---------- ENTRIES
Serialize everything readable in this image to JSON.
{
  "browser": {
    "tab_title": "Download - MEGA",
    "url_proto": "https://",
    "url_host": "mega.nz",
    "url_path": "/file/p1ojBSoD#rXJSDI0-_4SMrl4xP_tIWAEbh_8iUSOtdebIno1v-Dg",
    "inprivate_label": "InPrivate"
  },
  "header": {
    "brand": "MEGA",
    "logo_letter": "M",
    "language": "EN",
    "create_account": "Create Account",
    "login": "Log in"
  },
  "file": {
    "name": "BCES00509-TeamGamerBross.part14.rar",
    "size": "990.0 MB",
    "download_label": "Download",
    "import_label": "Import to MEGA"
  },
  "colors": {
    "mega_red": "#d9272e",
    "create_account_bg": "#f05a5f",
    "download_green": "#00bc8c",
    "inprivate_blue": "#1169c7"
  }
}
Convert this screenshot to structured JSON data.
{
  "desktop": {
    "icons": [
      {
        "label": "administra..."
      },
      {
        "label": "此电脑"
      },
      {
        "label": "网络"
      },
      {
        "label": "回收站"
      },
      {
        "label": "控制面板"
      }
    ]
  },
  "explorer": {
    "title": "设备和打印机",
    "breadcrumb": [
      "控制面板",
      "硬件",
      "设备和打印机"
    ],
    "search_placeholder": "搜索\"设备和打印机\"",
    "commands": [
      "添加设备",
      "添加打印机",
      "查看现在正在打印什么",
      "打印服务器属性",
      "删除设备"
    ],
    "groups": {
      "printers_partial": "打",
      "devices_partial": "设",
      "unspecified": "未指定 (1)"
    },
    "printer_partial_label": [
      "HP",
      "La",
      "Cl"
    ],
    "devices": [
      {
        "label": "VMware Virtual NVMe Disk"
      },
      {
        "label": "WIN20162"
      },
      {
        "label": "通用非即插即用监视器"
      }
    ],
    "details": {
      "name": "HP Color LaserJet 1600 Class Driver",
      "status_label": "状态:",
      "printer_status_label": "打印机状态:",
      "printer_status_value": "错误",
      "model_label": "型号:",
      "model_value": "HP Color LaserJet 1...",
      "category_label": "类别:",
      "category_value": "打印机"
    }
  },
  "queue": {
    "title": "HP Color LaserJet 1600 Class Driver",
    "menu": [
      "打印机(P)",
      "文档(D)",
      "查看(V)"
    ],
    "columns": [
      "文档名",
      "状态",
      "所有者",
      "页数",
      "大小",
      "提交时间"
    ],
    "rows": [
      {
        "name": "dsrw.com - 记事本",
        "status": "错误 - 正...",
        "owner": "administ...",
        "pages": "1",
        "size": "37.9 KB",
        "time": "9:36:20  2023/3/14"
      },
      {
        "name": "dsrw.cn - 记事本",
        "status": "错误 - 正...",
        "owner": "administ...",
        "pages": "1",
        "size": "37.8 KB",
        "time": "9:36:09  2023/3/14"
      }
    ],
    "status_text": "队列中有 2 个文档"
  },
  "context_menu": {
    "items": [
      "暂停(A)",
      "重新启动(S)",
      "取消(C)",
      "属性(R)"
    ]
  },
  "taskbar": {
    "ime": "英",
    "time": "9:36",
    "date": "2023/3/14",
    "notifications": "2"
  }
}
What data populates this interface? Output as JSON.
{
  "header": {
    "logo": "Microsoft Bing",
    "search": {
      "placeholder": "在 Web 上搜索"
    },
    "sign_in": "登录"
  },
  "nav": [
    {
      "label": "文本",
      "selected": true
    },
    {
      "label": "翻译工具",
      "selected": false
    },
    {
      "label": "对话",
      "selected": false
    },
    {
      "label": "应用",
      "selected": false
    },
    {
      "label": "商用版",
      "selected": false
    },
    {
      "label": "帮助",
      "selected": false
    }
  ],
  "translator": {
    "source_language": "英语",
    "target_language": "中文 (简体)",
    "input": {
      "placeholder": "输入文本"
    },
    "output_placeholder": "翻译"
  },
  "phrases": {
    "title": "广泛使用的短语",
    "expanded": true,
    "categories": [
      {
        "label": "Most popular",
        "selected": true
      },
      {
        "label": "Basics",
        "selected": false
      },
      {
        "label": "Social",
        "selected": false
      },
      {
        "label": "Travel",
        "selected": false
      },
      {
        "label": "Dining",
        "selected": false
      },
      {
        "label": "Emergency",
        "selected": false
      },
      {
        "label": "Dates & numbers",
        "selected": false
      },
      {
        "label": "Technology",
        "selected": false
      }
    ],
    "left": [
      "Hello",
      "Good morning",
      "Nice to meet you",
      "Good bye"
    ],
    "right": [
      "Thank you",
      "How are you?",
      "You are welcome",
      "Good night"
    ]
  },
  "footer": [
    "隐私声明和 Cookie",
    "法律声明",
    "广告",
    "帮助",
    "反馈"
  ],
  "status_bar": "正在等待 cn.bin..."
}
--------------------
INSTRUCTIONS TO FOLLOW:
Repeat the material word for word, in full.

ANSWER TO THE EXERCISE:
Serialize everything readable in this image to JSON.
{
  "browser": {
    "tab_title": "Download - MEGA",
    "url_proto": "https://",
    "url_host": "mega.nz",
    "url_path": "/file/p1ojBSoD#rXJSDI0-_4SMrl4xP_tIWAEbh_8iUSOtdebIno1v-Dg",
    "inprivate_label": "InPrivate"
  },
  "header": {
    "brand": "MEGA",
    "logo_letter": "M",
    "language": "EN",
    "create_account": "Create Account",
    "login": "Log in"
  },
  "file": {
    "name": "BCES00509-TeamGamerBross.part14.rar",
    "size": "990.0 MB",
    "download_label": "Download",
    "import_label": "Import to MEGA"
  },
  "colors": {
    "mega_red": "#d9272e",
    "create_account_bg": "#f05a5f",
    "download_green": "#00bc8c",
    "inprivate_blue": "#1169c7"
  }
}
Convert this screenshot to structured JSON data.
{
  "desktop": {
    "icons": [
      {
        "label": "administra..."
      },
      {
        "label": "此电脑"
      },
      {
        "label": "网络"
      },
      {
        "label": "回收站"
      },
      {
        "label": "控制面板"
      }
    ]
  },
  "explorer": {
    "title": "设备和打印机",
    "breadcrumb": [
      "控制面板",
      "硬件",
      "设备和打印机"
    ],
    "search_placeholder": "搜索\"设备和打印机\"",
    "commands": [
      "添加设备",
      "添加打印机",
      "查看现在正在打印什么",
      "打印服务器属性",
      "删除设备"
    ],
    "groups": {
      "printers_partial": "打",
      "devices_partial": "设",
      "unspecified": "未指定 (1)"
    },
    "printer_partial_label": [
      "HP",
      "La",
      "Cl"
    ],
    "devices": [
      {
        "label": "VMware Virtual NVMe Disk"
      },
      {
        "label": "WIN20162"
      },
      {
        "label": "通用非即插即用监视器"
      }
    ],
    "details": {
      "name": "HP Color LaserJet 1600 Class Driver",
      "status_label": "状态:",
      "printer_status_label": "打印机状态:",
      "printer_status_value": "错误",
      "model_label": "型号:",
      "model_value": "HP Color LaserJet 1...",
      "category_label": "类别:",
      "category_value": "打印机"
    }
  },
  "queue": {
    "title": "HP Color LaserJet 1600 Class Driver",
    "menu": [
      "打印机(P)",
      "文档(D)",
      "查看(V)"
    ],
    "columns": [
      "文档名",
      "状态",
      "所有者",
      "页数",
      "大小",
      "提交时间"
    ],
    "rows": [
      {
        "name": "dsrw.com - 记事本",
        "status": "错误 - 正...",
        "owner": "administ...",
        "pages": "1",
        "size": "37.9 KB",
        "time": "9:36:20  2023/3/14"
      },
      {
        "name": "dsrw.cn - 记事本",
        "status": "错误 - 正...",
        "owner": "administ...",
        "pages": "1",
        "size": "37.8 KB",
        "time": "9:36:09  2023/3/14"
      }
    ],
    "status_text": "队列中有 2 个文档"
  },
  "context_menu": {
    "items": [
      "暂停(A)",
      "重新启动(S)",
      "取消(C)",
      "属性(R)"
    ]
  },
  "taskbar": {
    "ime": "英",
    "time": "9:36",
    "date": "2023/3/14",
    "notifications": "2"
  }
}
What data populates this interface? Output as JSON.
{
  "header": {
    "logo": "Microsoft Bing",
    "search": {
      "placeholder": "在 Web 上搜索"
    },
    "sign_in": "登录"
  },
  "nav": [
    {
      "label": "文本",
      "selected": true
    },
    {
      "label": "翻译工具",
      "selected": false
    },
    {
      "label": "对话",
      "selected": false
    },
    {
      "label": "应用",
      "selected": false
    },
    {
      "label": "商用版",
      "selected": false
    },
    {
      "label": "帮助",
      "selected": false
    }
  ],
  "translator": {
    "source_language": "英语",
    "target_language": "中文 (简体)",
    "input": {
      "placeholder": "输入文本"
    },
    "output_placeholder": "翻译"
  },
  "phrases": {
    "title": "广泛使用的短语",
    "expanded": true,
    "categories": [
      {
        "label": "Most popular",
        "selected": true
      },
      {
        "label": "Basics",
        "selected": false
      },
      {
        "label": "Social",
        "selected": false
      },
      {
        "label": "Travel",
        "selected": false
      },
      {
        "label": "Dining",
        "selected": false
      },
      {
        "label": "Emergency",
        "selected": false
      },
      {
        "label": "Dates & numbers",
        "selected": false
      },
      {
        "label": "Technology",
        "selected": false
      }
    ],
    "left": [
      "Hello",
      "Good morning",
      "Nice to meet you",
      "Good bye"
    ],
    "right": [
      "Thank you",
      "How are you?",
      "You are welcome",
      "Good night"
    ]
  },
  "footer": [
    "隐私声明和 Cookie",
    "法律声明",
    "广告",
    "帮助",
    "反馈"
  ],
  "status_bar": "正在等待 cn.bin..."
}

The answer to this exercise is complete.